Task objective:
Give only the number of lines that include the string "五个坚持".

══════

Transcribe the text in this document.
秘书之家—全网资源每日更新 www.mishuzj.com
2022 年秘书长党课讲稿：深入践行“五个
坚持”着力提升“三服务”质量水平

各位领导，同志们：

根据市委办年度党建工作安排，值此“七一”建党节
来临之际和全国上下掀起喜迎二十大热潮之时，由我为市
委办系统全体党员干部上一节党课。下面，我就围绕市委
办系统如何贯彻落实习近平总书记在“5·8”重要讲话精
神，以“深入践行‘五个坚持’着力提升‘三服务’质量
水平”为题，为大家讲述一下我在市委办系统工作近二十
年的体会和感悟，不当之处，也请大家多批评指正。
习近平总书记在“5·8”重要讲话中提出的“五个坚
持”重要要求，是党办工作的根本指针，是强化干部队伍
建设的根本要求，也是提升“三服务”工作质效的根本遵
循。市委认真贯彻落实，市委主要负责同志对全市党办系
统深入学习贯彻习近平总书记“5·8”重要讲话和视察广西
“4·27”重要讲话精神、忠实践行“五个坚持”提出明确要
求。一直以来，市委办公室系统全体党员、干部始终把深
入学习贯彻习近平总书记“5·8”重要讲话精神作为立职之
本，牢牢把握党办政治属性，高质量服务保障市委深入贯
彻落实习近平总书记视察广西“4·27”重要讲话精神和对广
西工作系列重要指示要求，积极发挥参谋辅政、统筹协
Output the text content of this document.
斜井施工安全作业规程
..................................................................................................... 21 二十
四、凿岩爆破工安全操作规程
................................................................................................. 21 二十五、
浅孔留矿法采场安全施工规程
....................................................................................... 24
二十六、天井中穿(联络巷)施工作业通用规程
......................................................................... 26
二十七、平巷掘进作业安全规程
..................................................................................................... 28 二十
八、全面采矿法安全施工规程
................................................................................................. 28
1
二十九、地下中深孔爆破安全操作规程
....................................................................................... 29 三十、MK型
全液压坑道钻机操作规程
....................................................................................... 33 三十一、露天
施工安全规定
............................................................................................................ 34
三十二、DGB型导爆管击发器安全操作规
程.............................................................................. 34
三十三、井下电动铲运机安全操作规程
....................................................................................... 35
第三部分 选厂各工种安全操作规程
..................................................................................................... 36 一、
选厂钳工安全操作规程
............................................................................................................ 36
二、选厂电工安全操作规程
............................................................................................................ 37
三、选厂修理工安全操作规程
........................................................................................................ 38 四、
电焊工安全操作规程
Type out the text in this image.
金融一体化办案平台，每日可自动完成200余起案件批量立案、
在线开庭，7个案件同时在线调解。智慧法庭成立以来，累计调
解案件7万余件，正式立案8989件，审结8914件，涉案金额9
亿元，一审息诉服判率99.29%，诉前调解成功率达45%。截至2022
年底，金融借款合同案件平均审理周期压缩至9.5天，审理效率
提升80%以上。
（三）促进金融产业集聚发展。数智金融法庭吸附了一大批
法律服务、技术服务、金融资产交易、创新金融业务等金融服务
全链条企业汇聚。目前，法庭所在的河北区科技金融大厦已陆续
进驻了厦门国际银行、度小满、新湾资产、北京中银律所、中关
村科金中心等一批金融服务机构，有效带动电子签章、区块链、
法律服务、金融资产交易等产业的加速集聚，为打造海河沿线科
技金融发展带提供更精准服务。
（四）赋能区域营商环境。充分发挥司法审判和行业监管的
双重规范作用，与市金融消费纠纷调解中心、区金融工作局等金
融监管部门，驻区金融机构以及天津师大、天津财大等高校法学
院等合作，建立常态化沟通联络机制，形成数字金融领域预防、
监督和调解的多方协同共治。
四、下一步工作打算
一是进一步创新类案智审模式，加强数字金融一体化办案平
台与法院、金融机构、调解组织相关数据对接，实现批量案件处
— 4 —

══════

Solved problem:
2